(SHORT PROBLEM): Look for the word "text" in the entries below, then copy every line that has it.

(ENTRIES SUPPLIED):
==*==
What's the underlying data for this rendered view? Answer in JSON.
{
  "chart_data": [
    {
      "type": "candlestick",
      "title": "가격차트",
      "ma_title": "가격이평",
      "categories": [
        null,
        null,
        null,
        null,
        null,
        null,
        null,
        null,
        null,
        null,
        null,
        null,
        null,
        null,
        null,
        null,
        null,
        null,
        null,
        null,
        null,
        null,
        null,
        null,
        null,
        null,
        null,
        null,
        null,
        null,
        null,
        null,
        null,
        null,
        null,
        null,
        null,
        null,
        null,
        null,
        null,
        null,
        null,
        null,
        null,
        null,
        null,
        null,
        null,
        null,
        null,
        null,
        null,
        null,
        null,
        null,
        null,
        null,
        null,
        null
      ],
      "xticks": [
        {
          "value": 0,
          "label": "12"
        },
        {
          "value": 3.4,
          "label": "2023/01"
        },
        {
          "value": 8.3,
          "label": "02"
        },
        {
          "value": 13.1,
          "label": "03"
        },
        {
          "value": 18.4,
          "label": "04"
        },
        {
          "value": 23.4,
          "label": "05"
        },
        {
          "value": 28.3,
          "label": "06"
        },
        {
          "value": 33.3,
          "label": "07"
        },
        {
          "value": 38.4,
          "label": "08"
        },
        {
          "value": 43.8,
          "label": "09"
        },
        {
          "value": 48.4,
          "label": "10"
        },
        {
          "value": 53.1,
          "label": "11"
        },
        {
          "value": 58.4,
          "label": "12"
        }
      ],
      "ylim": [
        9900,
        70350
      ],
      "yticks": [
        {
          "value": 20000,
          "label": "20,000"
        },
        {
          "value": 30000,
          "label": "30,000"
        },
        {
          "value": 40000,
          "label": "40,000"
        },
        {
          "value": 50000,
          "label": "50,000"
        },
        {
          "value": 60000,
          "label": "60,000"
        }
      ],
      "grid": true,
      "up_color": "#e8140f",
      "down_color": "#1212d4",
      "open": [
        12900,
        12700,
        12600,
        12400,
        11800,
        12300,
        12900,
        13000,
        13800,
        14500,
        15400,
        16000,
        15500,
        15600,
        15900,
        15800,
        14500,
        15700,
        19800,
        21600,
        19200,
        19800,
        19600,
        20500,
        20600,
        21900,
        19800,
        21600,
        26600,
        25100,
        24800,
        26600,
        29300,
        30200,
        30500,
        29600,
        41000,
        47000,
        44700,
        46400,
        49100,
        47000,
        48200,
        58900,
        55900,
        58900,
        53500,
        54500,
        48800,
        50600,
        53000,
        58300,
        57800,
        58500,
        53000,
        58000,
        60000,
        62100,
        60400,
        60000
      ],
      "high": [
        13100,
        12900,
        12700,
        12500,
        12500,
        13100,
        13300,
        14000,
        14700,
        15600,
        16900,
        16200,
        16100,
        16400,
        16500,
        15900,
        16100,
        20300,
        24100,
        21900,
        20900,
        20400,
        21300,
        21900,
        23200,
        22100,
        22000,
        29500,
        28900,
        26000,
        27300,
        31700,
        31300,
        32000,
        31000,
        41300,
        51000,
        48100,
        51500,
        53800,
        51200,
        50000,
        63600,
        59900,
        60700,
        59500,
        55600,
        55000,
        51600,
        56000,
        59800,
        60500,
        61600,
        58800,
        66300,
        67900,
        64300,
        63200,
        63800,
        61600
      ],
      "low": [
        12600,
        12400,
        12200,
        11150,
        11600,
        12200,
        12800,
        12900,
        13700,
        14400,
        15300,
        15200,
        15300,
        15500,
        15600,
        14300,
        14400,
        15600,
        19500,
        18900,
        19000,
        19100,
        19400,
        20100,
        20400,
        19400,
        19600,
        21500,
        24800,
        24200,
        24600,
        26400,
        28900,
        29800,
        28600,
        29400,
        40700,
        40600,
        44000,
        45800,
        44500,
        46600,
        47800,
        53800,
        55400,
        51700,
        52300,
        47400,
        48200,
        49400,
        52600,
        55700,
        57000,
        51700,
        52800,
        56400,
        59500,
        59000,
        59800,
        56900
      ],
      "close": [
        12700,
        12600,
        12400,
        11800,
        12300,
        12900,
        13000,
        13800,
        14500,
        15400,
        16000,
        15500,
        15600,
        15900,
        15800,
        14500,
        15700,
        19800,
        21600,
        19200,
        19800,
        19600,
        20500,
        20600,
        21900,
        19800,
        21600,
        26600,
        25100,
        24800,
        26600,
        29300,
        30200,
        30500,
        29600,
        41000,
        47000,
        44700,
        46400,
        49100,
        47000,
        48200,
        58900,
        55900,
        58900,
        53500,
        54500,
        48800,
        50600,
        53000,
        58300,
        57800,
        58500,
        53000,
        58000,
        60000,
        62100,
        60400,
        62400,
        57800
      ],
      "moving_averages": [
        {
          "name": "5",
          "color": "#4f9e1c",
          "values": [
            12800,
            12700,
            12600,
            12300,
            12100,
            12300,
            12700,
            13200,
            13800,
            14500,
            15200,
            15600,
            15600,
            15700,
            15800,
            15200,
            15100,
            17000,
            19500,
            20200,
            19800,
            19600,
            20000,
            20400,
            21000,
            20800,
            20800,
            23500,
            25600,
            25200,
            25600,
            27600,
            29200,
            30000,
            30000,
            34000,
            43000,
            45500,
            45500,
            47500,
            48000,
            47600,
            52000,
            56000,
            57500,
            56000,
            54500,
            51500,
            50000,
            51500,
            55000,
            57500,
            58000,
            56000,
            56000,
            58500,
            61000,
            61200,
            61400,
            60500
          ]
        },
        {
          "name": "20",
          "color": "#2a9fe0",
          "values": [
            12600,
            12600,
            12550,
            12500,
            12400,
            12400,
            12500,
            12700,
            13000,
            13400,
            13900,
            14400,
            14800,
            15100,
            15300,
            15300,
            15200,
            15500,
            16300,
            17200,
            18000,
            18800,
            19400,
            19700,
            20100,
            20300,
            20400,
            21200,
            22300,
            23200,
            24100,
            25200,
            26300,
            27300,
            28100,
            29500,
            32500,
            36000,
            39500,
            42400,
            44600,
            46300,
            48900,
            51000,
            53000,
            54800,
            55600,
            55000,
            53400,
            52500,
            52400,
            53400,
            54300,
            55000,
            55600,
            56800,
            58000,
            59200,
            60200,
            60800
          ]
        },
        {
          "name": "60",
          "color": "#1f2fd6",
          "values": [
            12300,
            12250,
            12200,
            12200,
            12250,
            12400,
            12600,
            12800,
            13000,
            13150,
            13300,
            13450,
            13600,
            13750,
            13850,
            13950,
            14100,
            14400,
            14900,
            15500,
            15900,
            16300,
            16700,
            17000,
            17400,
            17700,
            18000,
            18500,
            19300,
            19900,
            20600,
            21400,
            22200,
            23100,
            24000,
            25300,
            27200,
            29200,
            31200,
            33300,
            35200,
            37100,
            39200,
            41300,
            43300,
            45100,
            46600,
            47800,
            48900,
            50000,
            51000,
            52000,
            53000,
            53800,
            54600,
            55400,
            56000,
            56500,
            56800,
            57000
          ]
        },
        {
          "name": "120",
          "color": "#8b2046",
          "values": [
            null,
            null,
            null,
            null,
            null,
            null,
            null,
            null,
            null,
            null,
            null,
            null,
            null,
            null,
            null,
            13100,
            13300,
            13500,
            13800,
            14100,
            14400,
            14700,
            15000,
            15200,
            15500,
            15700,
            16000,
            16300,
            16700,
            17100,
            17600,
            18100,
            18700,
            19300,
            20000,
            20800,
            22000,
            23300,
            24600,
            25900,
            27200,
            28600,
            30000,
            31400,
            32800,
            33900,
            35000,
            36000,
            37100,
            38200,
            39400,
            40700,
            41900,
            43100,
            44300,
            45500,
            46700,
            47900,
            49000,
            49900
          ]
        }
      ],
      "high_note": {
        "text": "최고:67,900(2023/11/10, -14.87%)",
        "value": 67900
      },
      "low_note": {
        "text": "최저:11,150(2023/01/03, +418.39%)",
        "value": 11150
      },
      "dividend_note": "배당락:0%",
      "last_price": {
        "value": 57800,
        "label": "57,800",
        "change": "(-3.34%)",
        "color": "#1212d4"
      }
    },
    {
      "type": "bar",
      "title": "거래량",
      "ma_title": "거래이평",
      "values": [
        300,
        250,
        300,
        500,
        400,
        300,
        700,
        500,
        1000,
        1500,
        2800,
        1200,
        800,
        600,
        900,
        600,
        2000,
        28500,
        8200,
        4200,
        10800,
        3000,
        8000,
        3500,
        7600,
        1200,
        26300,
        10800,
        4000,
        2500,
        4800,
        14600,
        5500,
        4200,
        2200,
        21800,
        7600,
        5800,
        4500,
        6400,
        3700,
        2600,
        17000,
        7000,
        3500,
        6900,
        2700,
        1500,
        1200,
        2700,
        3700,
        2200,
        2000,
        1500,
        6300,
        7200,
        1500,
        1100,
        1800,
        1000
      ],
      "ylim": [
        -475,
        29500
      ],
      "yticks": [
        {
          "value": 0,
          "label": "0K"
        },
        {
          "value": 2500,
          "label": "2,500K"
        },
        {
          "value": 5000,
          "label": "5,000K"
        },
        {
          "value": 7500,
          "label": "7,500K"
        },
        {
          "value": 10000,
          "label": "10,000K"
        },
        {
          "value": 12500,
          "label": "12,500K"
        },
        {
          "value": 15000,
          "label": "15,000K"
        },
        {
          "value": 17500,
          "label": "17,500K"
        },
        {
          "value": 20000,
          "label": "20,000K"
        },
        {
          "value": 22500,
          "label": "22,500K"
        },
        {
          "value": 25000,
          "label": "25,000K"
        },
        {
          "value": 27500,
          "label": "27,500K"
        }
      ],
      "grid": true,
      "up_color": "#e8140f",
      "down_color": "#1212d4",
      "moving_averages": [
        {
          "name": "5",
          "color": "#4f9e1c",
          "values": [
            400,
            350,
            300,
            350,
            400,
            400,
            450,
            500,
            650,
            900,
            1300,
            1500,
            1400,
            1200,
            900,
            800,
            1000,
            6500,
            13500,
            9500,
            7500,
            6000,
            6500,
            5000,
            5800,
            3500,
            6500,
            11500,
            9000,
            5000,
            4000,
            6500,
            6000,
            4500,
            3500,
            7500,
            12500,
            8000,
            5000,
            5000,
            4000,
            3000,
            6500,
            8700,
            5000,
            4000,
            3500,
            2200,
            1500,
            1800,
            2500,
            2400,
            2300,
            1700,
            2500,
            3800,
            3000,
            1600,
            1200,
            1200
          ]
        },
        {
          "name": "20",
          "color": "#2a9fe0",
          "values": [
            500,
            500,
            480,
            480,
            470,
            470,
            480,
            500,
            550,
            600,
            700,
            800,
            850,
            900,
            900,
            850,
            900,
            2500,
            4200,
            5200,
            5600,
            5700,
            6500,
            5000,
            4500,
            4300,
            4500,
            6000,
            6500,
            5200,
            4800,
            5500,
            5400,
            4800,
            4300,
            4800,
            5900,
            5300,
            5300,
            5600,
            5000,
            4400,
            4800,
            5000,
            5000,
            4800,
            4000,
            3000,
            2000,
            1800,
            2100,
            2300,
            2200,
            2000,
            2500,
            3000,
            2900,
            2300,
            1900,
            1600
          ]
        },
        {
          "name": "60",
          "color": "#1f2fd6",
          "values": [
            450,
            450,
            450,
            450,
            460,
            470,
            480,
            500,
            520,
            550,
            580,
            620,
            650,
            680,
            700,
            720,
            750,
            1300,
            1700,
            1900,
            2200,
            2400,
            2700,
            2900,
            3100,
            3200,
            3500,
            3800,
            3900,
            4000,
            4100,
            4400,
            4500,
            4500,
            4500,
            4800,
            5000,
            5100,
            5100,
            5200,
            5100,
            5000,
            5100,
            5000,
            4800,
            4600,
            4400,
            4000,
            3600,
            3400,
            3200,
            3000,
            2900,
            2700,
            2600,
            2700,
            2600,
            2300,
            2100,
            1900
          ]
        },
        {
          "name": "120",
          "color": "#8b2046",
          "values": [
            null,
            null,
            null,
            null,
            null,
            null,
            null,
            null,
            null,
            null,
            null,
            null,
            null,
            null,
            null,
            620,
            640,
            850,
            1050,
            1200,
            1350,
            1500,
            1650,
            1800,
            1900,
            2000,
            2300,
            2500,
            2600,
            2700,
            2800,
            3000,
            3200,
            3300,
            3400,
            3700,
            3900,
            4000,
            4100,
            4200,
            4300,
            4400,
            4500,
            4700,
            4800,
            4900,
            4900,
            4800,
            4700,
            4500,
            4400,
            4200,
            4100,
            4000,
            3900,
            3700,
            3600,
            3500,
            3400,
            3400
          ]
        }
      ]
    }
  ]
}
==*==
(TASK SOLUTION):
        "text": "최고:67,900(2023/11/10, -14.87%)",
        "text": "최저:11,150(2023/01/03, +418.39%)",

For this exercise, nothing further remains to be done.